### [Directive]
Switch "localize" to "locate" in the part of the material that opens with its first line and closes with the line containing "6, 619, 21]", then give only those lines again with all else unchanged.

### [Listed entries]
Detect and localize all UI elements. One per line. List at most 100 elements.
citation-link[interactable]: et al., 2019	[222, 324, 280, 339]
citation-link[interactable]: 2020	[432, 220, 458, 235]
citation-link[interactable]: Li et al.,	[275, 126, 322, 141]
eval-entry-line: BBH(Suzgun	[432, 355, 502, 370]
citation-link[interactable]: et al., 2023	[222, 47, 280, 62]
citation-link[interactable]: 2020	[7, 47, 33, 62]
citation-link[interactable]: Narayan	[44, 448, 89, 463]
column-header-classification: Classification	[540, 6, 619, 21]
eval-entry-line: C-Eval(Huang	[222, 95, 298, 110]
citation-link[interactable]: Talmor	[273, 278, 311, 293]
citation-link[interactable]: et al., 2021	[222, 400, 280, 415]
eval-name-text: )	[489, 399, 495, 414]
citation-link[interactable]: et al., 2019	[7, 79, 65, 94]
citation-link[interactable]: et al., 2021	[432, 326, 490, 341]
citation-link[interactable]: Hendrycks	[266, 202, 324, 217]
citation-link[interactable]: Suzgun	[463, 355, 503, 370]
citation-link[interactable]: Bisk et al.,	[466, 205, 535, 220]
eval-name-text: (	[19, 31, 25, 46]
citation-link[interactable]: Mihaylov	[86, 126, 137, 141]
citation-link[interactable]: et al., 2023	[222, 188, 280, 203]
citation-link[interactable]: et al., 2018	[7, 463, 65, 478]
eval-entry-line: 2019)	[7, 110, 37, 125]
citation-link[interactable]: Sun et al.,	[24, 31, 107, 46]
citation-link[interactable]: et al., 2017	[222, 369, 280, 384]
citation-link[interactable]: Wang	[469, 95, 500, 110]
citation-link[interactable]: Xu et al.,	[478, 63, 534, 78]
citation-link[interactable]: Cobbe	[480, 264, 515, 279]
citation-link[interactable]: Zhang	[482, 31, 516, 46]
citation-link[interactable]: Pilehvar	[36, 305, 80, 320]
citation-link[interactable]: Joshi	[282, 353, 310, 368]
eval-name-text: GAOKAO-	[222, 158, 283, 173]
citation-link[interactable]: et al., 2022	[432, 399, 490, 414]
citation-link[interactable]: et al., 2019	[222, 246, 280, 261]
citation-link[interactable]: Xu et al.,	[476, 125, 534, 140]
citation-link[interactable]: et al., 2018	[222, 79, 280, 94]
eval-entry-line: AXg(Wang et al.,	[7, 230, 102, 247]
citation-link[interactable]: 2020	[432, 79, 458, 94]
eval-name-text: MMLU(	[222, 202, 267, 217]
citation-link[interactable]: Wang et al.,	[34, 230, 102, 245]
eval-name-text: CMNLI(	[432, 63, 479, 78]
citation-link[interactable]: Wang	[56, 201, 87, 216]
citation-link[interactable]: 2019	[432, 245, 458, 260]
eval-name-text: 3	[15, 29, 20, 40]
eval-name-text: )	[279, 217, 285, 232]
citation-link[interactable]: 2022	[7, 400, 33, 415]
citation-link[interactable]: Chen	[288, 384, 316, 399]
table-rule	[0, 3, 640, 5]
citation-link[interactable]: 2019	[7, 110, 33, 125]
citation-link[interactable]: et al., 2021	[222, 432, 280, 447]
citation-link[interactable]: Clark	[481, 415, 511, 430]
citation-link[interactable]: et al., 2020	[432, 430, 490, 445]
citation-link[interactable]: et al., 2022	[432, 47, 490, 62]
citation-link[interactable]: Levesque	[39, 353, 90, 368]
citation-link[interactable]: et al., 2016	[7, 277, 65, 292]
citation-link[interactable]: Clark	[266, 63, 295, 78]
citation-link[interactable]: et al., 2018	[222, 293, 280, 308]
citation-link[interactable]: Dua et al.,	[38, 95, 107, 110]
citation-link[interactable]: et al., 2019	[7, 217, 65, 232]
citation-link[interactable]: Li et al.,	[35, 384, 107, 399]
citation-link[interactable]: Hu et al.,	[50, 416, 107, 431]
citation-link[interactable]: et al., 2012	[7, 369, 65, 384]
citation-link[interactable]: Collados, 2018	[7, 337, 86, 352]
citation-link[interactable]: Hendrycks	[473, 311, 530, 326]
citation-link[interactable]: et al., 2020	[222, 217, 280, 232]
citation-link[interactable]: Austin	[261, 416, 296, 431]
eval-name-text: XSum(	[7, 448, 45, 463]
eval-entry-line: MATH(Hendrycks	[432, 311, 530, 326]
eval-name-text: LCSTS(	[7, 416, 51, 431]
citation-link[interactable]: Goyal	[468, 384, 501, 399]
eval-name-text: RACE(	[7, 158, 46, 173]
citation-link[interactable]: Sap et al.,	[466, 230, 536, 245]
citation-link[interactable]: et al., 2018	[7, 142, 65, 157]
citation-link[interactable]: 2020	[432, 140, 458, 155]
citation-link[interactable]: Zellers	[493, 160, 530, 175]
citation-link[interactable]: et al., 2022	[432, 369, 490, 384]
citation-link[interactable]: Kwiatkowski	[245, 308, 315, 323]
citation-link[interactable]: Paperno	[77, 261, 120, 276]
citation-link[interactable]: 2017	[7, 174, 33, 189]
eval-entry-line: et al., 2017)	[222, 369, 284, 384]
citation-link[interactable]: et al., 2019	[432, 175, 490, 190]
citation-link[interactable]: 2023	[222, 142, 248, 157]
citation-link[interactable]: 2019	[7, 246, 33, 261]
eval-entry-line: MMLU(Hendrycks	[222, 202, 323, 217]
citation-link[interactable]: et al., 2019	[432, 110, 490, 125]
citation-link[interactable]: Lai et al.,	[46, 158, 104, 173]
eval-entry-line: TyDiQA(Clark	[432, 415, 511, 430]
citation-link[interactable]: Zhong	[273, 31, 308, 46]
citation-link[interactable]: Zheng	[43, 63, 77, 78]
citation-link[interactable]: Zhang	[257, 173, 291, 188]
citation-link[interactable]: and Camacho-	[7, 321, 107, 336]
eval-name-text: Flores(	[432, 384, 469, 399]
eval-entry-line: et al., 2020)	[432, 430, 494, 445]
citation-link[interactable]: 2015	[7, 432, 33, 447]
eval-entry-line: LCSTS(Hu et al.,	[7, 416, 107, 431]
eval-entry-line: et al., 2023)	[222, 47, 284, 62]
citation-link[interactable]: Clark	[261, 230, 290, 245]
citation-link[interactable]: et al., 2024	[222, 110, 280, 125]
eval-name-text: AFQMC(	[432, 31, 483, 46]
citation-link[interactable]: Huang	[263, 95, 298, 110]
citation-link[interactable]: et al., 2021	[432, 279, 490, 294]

### [Task answer]
Detect and locate all UI elements. One per line. List at most 100 elements.
citation-link[interactable]: et al., 2019	[222, 324, 280, 339]
citation-link[interactable]: 2020	[432, 220, 458, 235]
citation-link[interactable]: Li et al.,	[275, 126, 322, 141]
eval-entry-line: BBH(Suzgun	[432, 355, 502, 370]
citation-link[interactable]: et al., 2023	[222, 47, 280, 62]
citation-link[interactable]: 2020	[7, 47, 33, 62]
citation-link[interactable]: Narayan	[44, 448, 89, 463]
column-header-classification: Classification	[540, 6, 619, 21]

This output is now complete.